WHAT THIS EXERCISE ASKS ::
**1)** Repeat the passage of the welding thread that opens with the words containing "After welding, I" and closes with "what it was.".
**2)** Reproduce the rows from the first one through the line containing "battery-icon — [467, 6, 501, 19]", both included.

EXTRACT TO READ ::

— begin —

# Welding - WTH?



## Duke (Dec 23, 2019)

I am busy upgrading my mini mill - part of which involved welding a structure from 10mm steel plates.

The base plate is about 12" by 25" and is 10mm thick.

I decided to add a couple of steel bars to the bottom of the base plate for additional support.


After welding, I discovered that the whole plate has been bent out of shape along both it's width and length.

I knew that stuff will bend while it is welded, but did not think this will happen on 10mm steel.....


Fortunately I did manage to get it bent back to within about 95% of what it was.


----------



## savarin (Dec 23, 2019)

Nothing to do with welding or machining but many years ago when we first came to australia virtually every back yard (in North Queensland) had a wood fired barbequem
Ours didnt have a plate to cook on so I used a steel plate 36x24 inches.
It was dead flat when it went on but after the first bbq the bow in the centre was around 3 inches higher than the edges.
I left it as it was so all the fat drained off.
It is amazing how much metal will distort with a little heat on one side.


----------



## FOMOGO (Dec 23, 2019)

Stitch welding, plug welding, and moving from side to side, will help to minimize distortion. Any size metal will distort from welding. 10mm, at under 1/2" is in no way immune. Like most things, a little more experience will help you in this area. Mike


----------



## MrWhoopee (Dec 23, 2019)

As the weld puddle cools, it shrinks, SIGNIFICANTLY! You have just learned one of the most important lessons for any weldor, very similar to the first time you mill off one side of a piece of cold-rolled. In exactly the same way, you learn to anticipate and plan accordingly. No matter how firmly you clamp the parts, they are going to move.


----------



## MrWhoopee (Dec 23, 2019)

savarin said:


> Nothing to do with welding or machining but many years ago when we first came to australia virtually every back yard (in North Queensland) had a wood fired barbequem
> Ours didnt have a plate to cook on so I used a steel plate 36x24 inches.
> It was dead flat when it went on but after the first bbq the bow in the centre was around 3 inches higher than the edges.
> I left it as it was so all the fat drained off.
> It is amazing how much metal will distort with a little heat on one side.

— end —

Excerpt from a dataset ::
— begin —

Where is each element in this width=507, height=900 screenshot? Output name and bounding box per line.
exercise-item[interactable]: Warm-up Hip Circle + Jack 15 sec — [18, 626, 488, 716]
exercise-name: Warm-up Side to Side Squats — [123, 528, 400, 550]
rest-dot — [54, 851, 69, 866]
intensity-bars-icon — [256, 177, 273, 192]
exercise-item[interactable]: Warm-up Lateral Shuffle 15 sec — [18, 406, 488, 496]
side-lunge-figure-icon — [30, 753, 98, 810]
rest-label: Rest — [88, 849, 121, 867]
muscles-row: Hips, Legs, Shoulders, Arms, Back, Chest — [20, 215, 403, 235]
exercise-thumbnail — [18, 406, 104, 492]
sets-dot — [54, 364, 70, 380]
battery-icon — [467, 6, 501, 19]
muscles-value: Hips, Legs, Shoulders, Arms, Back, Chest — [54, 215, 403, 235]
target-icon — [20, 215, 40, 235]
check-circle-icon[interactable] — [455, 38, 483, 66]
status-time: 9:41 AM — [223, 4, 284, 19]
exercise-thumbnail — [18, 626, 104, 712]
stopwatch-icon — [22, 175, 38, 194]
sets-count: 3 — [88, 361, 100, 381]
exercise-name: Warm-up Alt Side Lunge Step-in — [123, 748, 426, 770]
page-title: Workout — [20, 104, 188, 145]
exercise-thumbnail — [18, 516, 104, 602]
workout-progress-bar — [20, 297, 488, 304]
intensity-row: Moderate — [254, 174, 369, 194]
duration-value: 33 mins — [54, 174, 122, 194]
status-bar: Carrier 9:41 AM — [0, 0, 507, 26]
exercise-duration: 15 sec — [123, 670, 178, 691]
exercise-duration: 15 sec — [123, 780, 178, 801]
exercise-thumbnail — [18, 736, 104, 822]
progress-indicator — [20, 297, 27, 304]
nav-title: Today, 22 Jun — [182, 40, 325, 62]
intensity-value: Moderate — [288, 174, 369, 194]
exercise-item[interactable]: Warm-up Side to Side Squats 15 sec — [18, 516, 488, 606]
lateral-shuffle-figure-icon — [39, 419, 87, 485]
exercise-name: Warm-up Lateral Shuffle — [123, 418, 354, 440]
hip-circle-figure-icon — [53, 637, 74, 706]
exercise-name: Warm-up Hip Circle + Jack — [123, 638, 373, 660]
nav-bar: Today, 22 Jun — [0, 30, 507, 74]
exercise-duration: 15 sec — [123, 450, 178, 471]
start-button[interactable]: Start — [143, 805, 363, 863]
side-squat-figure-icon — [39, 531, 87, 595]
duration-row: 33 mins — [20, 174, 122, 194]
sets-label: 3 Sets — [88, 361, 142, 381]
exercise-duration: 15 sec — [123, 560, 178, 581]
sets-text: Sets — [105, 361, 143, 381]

— end —

EXERCISE ANSWERS ::
**1)**
After welding, I discovered that the whole plate has been bent out of shape along both it's width and length.

I knew that stuff will bend while it is welded, but did not think this will happen on 10mm steel.....


Fortunately I did manage to get it bent back to within about 95% of what it was.

**2)**
Where is each element in this width=507, height=900 screenshot? Output name and bounding box per line.
exercise-item[interactable]: Warm-up Hip Circle + Jack 15 sec — [18, 626, 488, 716]
exercise-name: Warm-up Side to Side Squats — [123, 528, 400, 550]
rest-dot — [54, 851, 69, 866]
intensity-bars-icon — [256, 177, 273, 192]
exercise-item[interactable]: Warm-up Lateral Shuffle 15 sec — [18, 406, 488, 496]
side-lunge-figure-icon — [30, 753, 98, 810]
rest-label: Rest — [88, 849, 121, 867]
muscles-row: Hips, Legs, Shoulders, Arms, Back, Chest — [20, 215, 403, 235]
exercise-thumbnail — [18, 406, 104, 492]
sets-dot — [54, 364, 70, 380]
battery-icon — [467, 6, 501, 19]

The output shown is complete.